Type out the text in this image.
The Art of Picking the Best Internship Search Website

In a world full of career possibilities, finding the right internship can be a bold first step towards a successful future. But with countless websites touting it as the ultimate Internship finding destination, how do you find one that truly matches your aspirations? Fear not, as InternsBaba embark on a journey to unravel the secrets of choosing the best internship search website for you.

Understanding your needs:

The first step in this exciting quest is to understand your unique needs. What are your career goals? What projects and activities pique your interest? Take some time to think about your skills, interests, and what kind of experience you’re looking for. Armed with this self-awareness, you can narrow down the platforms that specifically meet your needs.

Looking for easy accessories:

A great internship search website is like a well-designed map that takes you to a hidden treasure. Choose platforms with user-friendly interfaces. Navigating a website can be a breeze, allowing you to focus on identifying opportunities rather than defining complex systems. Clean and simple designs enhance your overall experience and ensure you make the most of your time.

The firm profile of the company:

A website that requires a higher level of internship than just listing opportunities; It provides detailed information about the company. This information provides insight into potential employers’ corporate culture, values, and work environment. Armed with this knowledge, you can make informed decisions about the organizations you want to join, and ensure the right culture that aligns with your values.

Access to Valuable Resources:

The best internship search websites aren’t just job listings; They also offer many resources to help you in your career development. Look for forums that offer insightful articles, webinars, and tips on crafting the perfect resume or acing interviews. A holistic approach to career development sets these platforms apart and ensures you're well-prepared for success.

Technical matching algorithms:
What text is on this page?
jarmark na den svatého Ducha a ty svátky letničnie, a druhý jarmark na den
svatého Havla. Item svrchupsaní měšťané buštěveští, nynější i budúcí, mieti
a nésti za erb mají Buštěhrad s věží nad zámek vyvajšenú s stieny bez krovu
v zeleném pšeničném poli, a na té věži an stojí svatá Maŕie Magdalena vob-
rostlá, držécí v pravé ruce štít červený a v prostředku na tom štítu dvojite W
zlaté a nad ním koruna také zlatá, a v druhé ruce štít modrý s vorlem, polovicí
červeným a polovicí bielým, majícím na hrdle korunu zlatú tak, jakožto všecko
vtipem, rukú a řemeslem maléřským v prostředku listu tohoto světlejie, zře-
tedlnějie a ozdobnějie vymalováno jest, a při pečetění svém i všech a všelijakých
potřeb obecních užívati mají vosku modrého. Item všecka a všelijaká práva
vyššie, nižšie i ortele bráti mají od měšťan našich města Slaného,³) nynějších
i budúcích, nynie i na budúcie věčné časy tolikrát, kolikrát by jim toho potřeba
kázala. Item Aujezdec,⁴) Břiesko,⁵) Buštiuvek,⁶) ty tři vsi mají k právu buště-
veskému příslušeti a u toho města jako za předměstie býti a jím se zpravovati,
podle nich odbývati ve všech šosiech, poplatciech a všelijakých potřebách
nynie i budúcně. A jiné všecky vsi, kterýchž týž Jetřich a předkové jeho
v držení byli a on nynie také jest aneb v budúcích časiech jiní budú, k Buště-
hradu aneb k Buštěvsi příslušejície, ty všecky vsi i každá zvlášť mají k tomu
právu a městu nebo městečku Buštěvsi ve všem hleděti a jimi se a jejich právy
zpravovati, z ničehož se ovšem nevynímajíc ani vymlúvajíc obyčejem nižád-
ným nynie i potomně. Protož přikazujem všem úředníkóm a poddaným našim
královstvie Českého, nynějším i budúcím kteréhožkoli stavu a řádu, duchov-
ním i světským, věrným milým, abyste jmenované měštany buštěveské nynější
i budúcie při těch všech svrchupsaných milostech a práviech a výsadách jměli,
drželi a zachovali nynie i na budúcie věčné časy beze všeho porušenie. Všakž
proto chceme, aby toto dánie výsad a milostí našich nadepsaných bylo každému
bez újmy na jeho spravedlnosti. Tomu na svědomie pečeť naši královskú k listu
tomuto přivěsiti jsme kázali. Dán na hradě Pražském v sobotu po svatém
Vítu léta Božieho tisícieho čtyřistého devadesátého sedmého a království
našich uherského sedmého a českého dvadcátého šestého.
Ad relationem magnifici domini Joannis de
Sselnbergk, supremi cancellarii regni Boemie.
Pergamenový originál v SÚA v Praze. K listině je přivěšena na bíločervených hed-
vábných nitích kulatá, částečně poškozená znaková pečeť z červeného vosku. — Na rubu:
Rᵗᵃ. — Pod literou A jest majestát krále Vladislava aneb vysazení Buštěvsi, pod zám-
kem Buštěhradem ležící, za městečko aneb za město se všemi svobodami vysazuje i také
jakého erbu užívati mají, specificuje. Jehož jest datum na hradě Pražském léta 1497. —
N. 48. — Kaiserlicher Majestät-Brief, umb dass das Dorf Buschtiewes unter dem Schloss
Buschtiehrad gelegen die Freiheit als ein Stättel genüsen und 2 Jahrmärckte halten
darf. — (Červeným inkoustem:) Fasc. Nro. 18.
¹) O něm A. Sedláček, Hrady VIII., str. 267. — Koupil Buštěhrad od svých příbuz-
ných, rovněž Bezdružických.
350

******

• _Goal_: Which lines contain the word "prostředku"? Copy each of them.

• _The completed task_:
rostlá, držécí v pravé ruce štít červený a v prostředku na tom štítu dvojite W
vtipem, rukú a řemeslem maléřským v prostředku listu tohoto světlejie, zře-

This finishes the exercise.